• [Description of the task] Rewrite everything from the row containing "Decompose this screenshot" down to the row containing "454, 397, 470)", replacing "chapel-line" with "vigil-line" and changing nothing else. Leave the pictures out of your answer.

• [Data supplied]
....................

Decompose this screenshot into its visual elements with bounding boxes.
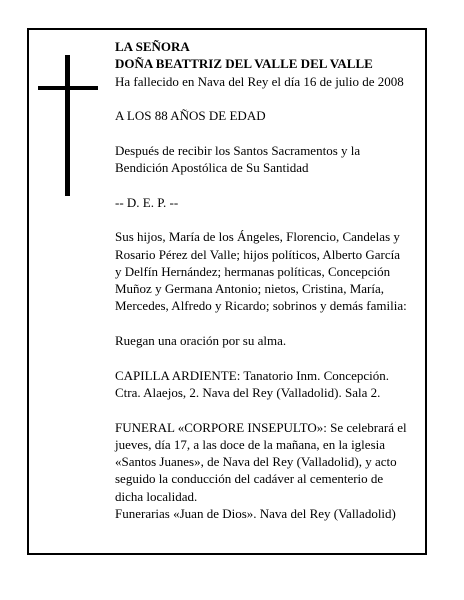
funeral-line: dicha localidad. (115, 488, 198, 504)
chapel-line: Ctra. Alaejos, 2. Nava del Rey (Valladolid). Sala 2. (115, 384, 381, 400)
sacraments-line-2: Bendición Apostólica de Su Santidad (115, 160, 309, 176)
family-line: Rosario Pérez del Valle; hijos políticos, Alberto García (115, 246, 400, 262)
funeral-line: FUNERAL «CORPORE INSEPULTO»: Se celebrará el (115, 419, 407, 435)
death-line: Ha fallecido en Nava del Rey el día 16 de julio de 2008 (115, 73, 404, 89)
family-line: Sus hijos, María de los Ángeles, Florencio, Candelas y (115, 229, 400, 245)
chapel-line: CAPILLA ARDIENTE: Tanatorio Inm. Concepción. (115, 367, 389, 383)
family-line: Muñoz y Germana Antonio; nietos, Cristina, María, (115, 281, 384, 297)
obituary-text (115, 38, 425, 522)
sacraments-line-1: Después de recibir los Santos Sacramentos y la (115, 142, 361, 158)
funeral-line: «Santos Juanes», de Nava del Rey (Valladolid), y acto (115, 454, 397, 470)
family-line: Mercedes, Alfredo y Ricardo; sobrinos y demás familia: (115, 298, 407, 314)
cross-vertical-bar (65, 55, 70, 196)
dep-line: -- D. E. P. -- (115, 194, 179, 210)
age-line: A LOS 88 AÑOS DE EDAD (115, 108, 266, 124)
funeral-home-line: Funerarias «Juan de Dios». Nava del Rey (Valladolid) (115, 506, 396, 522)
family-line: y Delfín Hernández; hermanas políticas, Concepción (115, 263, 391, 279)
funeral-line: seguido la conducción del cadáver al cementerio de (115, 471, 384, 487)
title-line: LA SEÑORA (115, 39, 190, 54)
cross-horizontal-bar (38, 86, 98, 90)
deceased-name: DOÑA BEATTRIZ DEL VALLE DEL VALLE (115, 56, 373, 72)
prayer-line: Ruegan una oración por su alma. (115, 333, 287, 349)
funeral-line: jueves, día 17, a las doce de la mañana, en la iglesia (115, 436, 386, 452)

....................

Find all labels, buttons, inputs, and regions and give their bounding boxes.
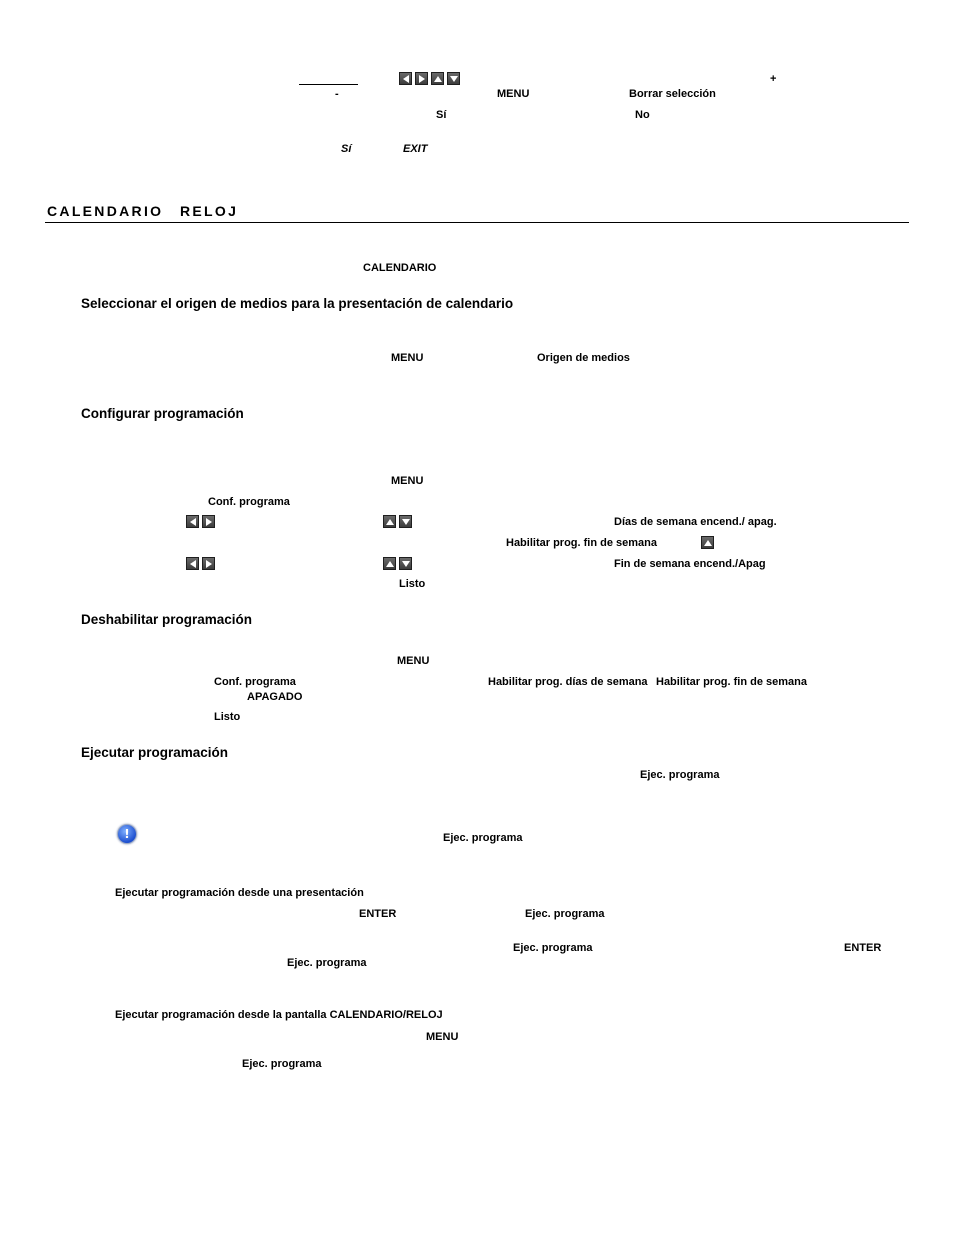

....................

• [Response for this exercise]
Decompose this screenshot into its visual elements with bounding boxes.
funeral-line: dicha localidad. (115, 488, 198, 504)
vigil-line: Ctra. Alaejos, 2. Nava del Rey (Valladolid). Sala 2. (115, 384, 381, 400)
sacraments-line-2: Bendición Apostólica de Su Santidad (115, 160, 309, 176)
family-line: Rosario Pérez del Valle; hijos políticos, Alberto García (115, 246, 400, 262)
funeral-line: FUNERAL «CORPORE INSEPULTO»: Se celebrará el (115, 419, 407, 435)
death-line: Ha fallecido en Nava del Rey el día 16 de julio de 2008 (115, 73, 404, 89)
family-line: Sus hijos, María de los Ángeles, Florencio, Candelas y (115, 229, 400, 245)
vigil-line: CAPILLA ARDIENTE: Tanatorio Inm. Concepción. (115, 367, 389, 383)
family-line: Muñoz y Germana Antonio; nietos, Cristina, María, (115, 281, 384, 297)
obituary-text (115, 38, 425, 522)
sacraments-line-1: Después de recibir los Santos Sacramentos y la (115, 142, 361, 158)
funeral-line: «Santos Juanes», de Nava del Rey (Valladolid), y acto (115, 454, 397, 470)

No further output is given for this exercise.